• Exercise requirements:
The records that follow need to be output exactly as they are.

[Start of Input for this task]

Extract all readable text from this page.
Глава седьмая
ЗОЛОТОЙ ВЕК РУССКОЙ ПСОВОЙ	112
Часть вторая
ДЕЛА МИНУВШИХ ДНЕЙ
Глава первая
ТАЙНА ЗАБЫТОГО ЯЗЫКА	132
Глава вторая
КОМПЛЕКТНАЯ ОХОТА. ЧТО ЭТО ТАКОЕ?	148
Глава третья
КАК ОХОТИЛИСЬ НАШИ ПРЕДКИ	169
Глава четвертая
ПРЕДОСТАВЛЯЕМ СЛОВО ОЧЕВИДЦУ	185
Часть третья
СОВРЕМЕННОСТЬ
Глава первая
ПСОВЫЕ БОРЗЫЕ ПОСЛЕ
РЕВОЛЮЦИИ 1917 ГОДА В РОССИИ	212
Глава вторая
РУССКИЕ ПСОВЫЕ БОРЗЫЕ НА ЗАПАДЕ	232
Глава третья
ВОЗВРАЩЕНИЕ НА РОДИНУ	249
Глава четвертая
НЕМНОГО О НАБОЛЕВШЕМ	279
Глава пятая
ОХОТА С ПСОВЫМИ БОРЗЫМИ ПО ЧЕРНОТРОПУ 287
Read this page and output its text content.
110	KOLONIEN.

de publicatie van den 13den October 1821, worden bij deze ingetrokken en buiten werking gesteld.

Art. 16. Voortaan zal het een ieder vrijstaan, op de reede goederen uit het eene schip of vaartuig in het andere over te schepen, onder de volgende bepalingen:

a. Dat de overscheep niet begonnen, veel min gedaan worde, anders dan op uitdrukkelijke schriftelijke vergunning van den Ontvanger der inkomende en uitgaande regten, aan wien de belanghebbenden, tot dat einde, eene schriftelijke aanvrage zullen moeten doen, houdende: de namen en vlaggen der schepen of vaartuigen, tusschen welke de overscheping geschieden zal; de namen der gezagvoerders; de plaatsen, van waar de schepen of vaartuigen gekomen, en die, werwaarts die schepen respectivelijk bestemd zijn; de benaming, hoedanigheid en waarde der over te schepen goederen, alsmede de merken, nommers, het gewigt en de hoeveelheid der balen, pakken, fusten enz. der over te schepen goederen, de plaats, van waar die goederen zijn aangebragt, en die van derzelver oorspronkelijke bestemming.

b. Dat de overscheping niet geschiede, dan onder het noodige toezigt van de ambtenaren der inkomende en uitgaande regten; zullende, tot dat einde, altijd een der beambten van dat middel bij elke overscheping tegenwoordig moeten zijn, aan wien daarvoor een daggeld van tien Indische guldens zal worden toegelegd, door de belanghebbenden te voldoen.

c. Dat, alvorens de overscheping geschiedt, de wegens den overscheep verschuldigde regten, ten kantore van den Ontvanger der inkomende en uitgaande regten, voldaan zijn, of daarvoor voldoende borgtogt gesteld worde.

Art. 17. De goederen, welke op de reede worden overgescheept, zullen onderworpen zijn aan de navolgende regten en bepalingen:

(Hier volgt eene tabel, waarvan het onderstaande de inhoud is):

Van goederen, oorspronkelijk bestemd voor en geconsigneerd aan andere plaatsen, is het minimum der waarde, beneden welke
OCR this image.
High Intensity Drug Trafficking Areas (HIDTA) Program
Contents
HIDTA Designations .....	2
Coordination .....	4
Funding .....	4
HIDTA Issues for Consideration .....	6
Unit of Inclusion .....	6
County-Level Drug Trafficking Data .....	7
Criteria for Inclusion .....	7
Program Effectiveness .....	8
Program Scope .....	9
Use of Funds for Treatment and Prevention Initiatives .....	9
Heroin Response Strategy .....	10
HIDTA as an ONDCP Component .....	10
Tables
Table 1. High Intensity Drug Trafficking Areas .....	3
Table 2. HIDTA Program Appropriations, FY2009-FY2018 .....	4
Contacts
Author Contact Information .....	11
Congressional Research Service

[End of Input for this task]

• Result of this exercise:
Extract all readable text from this page.
Глава седьмая
ЗОЛОТОЙ ВЕК РУССКОЙ ПСОВОЙ	112
Часть вторая
ДЕЛА МИНУВШИХ ДНЕЙ
Глава первая
ТАЙНА ЗАБЫТОГО ЯЗЫКА	132
Глава вторая
КОМПЛЕКТНАЯ ОХОТА. ЧТО ЭТО ТАКОЕ?	148
Глава третья
КАК ОХОТИЛИСЬ НАШИ ПРЕДКИ	169
Глава четвертая
ПРЕДОСТАВЛЯЕМ СЛОВО ОЧЕВИДЦУ	185
Часть третья
СОВРЕМЕННОСТЬ
Глава первая
ПСОВЫЕ БОРЗЫЕ ПОСЛЕ
РЕВОЛЮЦИИ 1917 ГОДА В РОССИИ	212
Глава вторая
РУССКИЕ ПСОВЫЕ БОРЗЫЕ НА ЗАПАДЕ	232
Глава третья
ВОЗВРАЩЕНИЕ НА РОДИНУ	249
Глава четвертая
НЕМНОГО О НАБОЛЕВШЕМ	279
Глава пятая
ОХОТА С ПСОВЫМИ БОРЗЫМИ ПО ЧЕРНОТРОПУ 287
Read this page and output its text content.
110	KOLONIEN.

de publicatie van den 13den October 1821, worden bij deze ingetrokken en buiten werking gesteld.

Art. 16. Voortaan zal het een ieder vrijstaan, op de reede goederen uit het eene schip of vaartuig in het andere over te schepen, onder de volgende bepalingen:

a. Dat de overscheep niet begonnen, veel min gedaan worde, anders dan op uitdrukkelijke schriftelijke vergunning van den Ontvanger der inkomende en uitgaande regten, aan wien de belanghebbenden, tot dat einde, eene schriftelijke aanvrage zullen moeten doen, houdende: de namen en vlaggen der schepen of vaartuigen, tusschen welke de overscheping geschieden zal; de namen der gezagvoerders; de plaatsen, van waar de schepen of vaartuigen gekomen, en die, werwaarts die schepen respectivelijk bestemd zijn; de benaming, hoedanigheid en waarde der over te schepen goederen, alsmede de merken, nommers, het gewigt en de hoeveelheid der balen, pakken, fusten enz. der over te schepen goederen, de plaats, van waar die goederen zijn aangebragt, en die van derzelver oorspronkelijke bestemming.

b. Dat de overscheping niet geschiede, dan onder het noodige toezigt van de ambtenaren der inkomende en uitgaande regten; zullende, tot dat einde, altijd een der beambten van dat middel bij elke overscheping tegenwoordig moeten zijn, aan wien daarvoor een daggeld van tien Indische guldens zal worden toegelegd, door de belanghebbenden te voldoen.

c. Dat, alvorens de overscheping geschiedt, de wegens den overscheep verschuldigde regten, ten kantore van den Ontvanger der inkomende en uitgaande regten, voldaan zijn, of daarvoor voldoende borgtogt gesteld worde.

Art. 17. De goederen, welke op de reede worden overgescheept, zullen onderworpen zijn aan de navolgende regten en bepalingen:

(Hier volgt eene tabel, waarvan het onderstaande de inhoud is):

Van goederen, oorspronkelijk bestemd voor en geconsigneerd aan andere plaatsen, is het minimum der waarde, beneden welke
OCR this image.
High Intensity Drug Trafficking Areas (HIDTA) Program
Contents
HIDTA Designations .....	2
Coordination .....	4
Funding .....	4
HIDTA Issues for Consideration .....	6
Unit of Inclusion .....	6
County-Level Drug Trafficking Data .....	7
Criteria for Inclusion .....	7
Program Effectiveness .....	8
Program Scope .....	9
Use of Funds for Treatment and Prevention Initiatives .....	9
Heroin Response Strategy .....	10
HIDTA as an ONDCP Component .....	10
Tables
Table 1. High Intensity Drug Trafficking Areas .....	3
Table 2. HIDTA Program Appropriations, FY2009-FY2018 .....	4
Contacts
Author Contact Information .....	11
Congressional Research Service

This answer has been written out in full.